• _STATED EXERCISE_
Determine how many lines include the word "Anomalias", then give that number and nothing more.

Entries from a dataset
********************

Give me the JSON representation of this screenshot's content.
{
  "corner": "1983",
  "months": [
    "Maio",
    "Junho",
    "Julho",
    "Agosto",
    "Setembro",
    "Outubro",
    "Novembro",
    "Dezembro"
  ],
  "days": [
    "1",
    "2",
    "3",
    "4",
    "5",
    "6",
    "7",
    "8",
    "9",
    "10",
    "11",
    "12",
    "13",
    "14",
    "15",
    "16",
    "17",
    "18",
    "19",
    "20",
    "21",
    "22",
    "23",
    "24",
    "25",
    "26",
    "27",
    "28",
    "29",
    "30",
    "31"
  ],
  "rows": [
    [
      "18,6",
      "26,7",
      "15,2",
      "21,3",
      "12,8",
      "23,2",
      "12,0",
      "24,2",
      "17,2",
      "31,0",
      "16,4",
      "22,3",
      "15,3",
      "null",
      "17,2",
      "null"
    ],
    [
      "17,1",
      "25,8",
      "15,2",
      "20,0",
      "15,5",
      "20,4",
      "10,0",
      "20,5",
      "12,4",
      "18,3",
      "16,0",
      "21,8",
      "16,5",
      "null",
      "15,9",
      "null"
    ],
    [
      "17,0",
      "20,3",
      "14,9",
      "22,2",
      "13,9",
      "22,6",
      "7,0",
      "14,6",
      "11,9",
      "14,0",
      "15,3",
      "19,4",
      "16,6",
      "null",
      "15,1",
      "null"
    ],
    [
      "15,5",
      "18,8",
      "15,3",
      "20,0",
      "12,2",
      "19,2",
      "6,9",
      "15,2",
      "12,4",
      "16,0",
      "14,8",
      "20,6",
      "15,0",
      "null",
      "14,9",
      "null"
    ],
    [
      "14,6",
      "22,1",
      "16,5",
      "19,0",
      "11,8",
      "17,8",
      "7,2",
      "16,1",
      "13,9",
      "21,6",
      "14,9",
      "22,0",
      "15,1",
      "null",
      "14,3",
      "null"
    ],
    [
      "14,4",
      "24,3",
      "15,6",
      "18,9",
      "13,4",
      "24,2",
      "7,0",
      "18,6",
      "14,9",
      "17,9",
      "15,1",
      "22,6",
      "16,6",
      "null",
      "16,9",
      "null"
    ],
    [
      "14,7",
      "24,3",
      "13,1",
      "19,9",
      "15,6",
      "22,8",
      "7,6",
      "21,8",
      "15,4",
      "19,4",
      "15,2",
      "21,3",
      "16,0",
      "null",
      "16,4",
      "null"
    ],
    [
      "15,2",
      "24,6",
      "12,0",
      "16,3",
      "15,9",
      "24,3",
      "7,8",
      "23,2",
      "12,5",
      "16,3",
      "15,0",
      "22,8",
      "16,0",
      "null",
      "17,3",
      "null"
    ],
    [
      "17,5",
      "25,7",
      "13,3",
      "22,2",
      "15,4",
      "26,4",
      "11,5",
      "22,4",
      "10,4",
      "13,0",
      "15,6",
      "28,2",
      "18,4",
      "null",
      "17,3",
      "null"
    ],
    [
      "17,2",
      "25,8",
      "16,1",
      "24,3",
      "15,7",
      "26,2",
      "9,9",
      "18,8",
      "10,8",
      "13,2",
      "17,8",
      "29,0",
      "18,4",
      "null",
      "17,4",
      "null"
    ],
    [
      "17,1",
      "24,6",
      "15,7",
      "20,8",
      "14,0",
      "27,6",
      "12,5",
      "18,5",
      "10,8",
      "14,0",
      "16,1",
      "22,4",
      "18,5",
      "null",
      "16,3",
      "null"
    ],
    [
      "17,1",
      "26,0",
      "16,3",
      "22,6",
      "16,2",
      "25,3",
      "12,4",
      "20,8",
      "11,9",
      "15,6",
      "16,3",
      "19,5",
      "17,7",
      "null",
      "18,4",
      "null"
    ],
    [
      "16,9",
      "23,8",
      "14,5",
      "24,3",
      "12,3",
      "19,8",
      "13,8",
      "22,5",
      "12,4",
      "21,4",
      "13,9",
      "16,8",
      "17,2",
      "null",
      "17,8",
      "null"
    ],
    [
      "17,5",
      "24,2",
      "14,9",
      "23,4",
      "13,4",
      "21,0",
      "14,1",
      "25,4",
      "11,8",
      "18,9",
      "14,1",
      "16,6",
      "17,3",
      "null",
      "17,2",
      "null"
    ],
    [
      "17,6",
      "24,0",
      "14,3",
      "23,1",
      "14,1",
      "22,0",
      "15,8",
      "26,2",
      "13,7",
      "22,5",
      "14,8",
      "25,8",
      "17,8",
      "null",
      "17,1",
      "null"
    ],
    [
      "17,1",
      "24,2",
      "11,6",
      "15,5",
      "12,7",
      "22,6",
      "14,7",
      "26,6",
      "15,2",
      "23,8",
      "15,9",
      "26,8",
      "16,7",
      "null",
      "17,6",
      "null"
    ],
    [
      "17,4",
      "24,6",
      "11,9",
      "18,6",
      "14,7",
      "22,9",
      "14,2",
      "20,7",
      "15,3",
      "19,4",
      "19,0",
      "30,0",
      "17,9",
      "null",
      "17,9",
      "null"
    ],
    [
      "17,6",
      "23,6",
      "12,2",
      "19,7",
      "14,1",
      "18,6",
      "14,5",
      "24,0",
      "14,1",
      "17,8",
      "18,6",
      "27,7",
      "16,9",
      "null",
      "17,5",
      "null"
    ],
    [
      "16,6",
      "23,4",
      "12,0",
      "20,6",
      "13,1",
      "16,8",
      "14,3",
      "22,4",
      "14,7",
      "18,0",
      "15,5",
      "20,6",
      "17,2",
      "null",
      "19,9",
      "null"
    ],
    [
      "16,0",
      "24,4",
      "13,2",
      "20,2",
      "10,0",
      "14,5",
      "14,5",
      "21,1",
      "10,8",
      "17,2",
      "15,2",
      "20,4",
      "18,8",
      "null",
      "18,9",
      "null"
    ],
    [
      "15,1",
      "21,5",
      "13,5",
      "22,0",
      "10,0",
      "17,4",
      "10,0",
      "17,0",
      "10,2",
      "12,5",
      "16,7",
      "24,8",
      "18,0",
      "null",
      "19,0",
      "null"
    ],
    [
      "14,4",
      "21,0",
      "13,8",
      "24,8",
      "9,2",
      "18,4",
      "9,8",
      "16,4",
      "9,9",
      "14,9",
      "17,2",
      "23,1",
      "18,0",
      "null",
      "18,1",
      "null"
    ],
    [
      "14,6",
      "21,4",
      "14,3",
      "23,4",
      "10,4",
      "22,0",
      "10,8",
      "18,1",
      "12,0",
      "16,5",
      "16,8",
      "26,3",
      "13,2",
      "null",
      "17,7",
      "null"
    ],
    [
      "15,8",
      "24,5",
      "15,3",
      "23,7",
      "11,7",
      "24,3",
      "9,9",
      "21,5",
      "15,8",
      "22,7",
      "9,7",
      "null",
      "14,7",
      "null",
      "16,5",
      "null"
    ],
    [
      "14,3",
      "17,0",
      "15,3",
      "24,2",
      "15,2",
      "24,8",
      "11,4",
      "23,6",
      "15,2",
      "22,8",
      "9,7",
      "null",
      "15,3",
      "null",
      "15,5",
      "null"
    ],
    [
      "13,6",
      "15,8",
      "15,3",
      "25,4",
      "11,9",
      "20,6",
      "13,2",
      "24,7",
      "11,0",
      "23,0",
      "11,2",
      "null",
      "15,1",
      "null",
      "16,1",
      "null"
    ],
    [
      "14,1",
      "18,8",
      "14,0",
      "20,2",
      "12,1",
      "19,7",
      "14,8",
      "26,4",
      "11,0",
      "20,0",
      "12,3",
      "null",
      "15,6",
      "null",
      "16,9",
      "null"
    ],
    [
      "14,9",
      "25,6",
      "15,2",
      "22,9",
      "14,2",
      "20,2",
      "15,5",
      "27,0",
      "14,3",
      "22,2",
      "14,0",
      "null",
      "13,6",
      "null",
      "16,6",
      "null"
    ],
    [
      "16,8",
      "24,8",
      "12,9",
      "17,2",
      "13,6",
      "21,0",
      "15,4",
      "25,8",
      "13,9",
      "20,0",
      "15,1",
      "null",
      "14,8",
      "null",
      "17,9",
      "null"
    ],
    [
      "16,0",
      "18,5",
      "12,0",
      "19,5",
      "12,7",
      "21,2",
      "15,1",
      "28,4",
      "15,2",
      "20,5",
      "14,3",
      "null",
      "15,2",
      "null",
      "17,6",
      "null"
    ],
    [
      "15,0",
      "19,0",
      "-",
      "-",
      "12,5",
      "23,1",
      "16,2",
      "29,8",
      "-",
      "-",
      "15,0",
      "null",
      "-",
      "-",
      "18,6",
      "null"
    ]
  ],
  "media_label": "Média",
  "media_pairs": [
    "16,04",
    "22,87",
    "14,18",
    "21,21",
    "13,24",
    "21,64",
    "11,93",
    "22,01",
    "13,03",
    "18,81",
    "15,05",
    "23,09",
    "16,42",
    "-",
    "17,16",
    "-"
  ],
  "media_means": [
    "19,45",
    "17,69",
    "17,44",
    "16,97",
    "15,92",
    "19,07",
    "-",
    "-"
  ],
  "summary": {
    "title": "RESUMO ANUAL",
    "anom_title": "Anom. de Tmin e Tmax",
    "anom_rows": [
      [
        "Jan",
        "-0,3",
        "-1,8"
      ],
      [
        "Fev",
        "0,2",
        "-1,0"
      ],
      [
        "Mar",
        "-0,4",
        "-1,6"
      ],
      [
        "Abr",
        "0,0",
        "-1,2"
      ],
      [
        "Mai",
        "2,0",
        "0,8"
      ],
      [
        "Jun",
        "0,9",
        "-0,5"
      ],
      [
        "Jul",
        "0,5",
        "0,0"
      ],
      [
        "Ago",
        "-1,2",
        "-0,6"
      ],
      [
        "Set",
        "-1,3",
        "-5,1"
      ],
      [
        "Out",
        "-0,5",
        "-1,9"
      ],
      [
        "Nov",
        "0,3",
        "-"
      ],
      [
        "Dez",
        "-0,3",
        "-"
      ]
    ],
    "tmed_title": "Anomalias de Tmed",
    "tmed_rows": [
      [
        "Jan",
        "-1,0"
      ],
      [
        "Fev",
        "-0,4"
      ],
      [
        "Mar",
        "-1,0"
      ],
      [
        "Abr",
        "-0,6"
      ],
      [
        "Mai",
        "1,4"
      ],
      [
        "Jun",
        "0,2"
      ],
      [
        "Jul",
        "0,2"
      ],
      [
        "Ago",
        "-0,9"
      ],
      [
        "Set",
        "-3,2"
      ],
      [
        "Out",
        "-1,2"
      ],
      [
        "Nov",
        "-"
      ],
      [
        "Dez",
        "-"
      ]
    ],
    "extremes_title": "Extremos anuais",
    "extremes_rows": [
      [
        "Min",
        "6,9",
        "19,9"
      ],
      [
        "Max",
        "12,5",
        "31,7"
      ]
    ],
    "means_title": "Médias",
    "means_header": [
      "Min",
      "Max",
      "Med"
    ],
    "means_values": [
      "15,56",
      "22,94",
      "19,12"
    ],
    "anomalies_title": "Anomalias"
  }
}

********************

• _WRITTEN SOLUTION_
2